*TASK REQUIREMENTS*:
#1 In the MySQL 8 geolocation article, which spatial type is chosen as the most important one for geolocation?
#2 Continue the MySQL 8 geolocation article from the point where it stops.

*TEXT EXTRACT*:

** Begin **

Photo by Jamie Street on Unsplash

The best way to locate, in MySQL 8

MySQL 8 has brought a lot of awesome new features, as I’m sure you all know. I will not go into detail about all of these here, there are many others who can do and have done this much better than I can. (Gabriela D'Ávila Ferrara made a nice roundup that I can most certainly recommend!)

Instead I will focus on geolocation, which is one of my favorite improvements in MySQL 8 as I’ve had to deal with this complexity far too many times:

SELECT ( 6371 * acos( cos( radians(some_latitude) ) * cos( radians( lat ) ) * cos( radians( lng ) - radians(some_longitude) ) + sin( radians(some_latitude) ) * sin(radians(lat)) ) ) AS distance  FROM     locations  HAVING     distance < 25  ORDER BY     distance;

Law of Haversine

If you don’t recognize this, consider yourself lucky. But those who have had a need to calculate distances before will recognize this as the Haversine formula.

The Haversine formula determines the great-circle distance between two points on a sphere given their longitudes and latitudes. Important in navigation, it is a special case of a more general formula in spherical trigonometry, the Law of Haversine, that relates the sides and angles of spherical triangles.

If math is neither your hobby nor your job, likely you will have trouble understanding how this works exactly. Using this formula, debugging incorrect distance calculation will be hell.

Spatial data types

To understand the changes related to geolocation, you first need to know about spatial data types. Let’s look at the official explanation according to Microsoft:

Spatial data represents information about the physical location and shape of geometric objects. These objects can be point locations or more complex objects such as countries, roads, or lakes.

In other terms it’s a representation of geometric shapes within a spatial reference system. MySQL 8 supports multiple spatial types but we will concentrate on the Point type as that’s the most important type for geolocation.

** End **

*SOURCE MATERIAL*:
** Begin **

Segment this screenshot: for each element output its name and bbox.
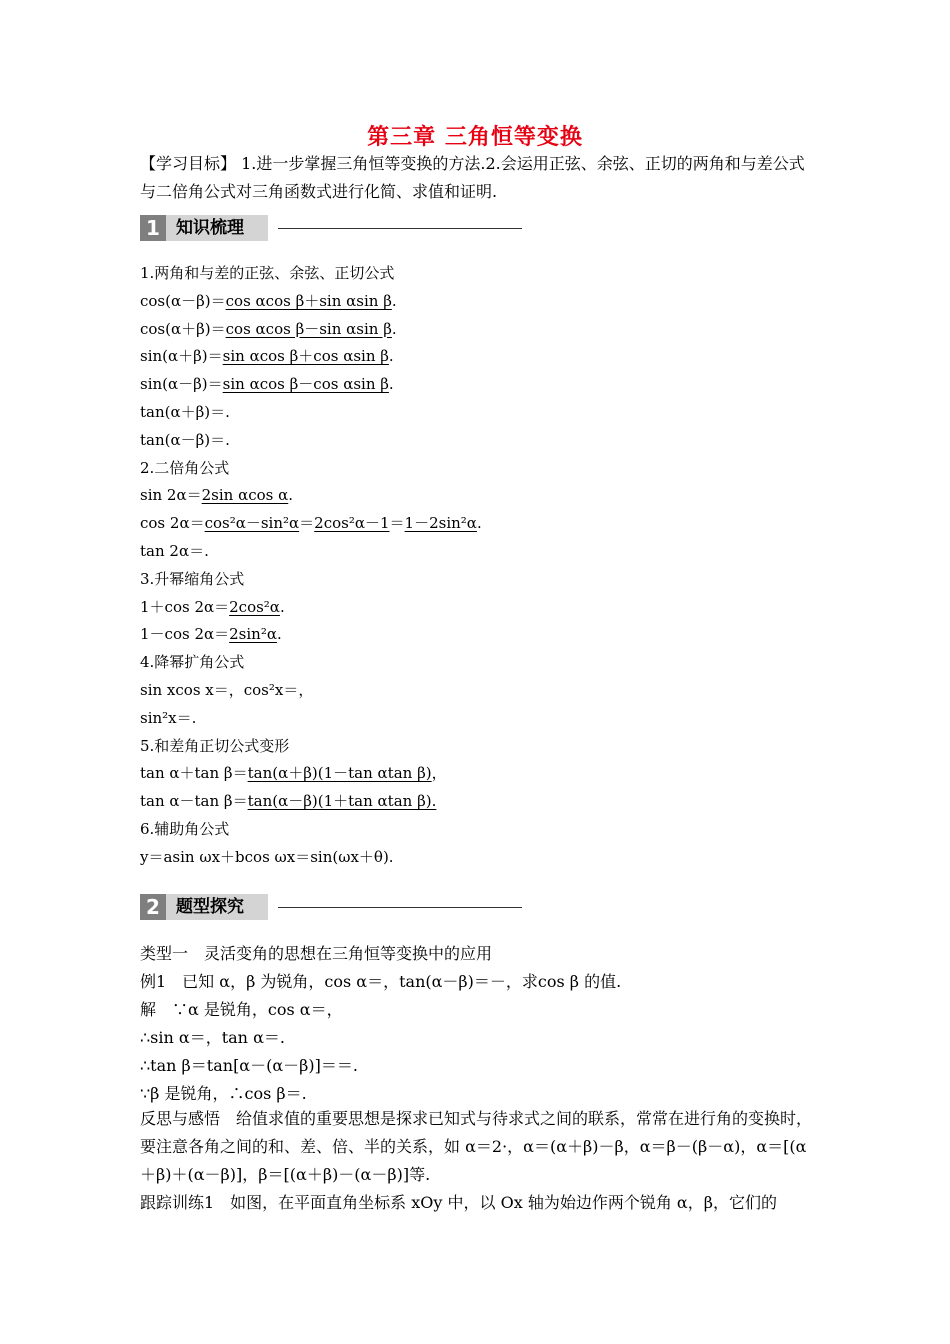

** End **

*EXPECTED RESULTS*:
#1 The Point type.

#2
CREATE TABLE locations (
location POINT NOT NULL
);

A Point is a collection of two floating point values. One stands for X and one for Y. Within a spherical reference they are called Latitude and Longitude.

Hey that sounds familiar!

So you have been paying attention? Very good. Yes indeed we are now speaking a type of date we more commonly refer to as a GPS coordinate.

In the old days we would create two columns for this like so:

CREATE TABLE locations (
lat FLOAT( 10, 6 ) NOT NULL,
lng FLOAT( 10, 6 ) NOT NULL

);

If you’re lucky, any existing system you need to jump into will have that. But for some reason I’ve often seen people use strings for this. Oh dear…

The Point column is a definite improvement over this, but it’s still less than perfect without an SRID.

What’s a SRID and what do we need it for?

A SRID is a numerical ID that refers to a Spatial reference system. I mentioned spatial/spherical references above, but I haven’t explained what I meant with that.

Having something to represent a coordinate available natively in the database is nice and all, but we need a correct spherical reference to ensure the coordinates we calculate are correct, or transferring these to a map and calculating distances will not work.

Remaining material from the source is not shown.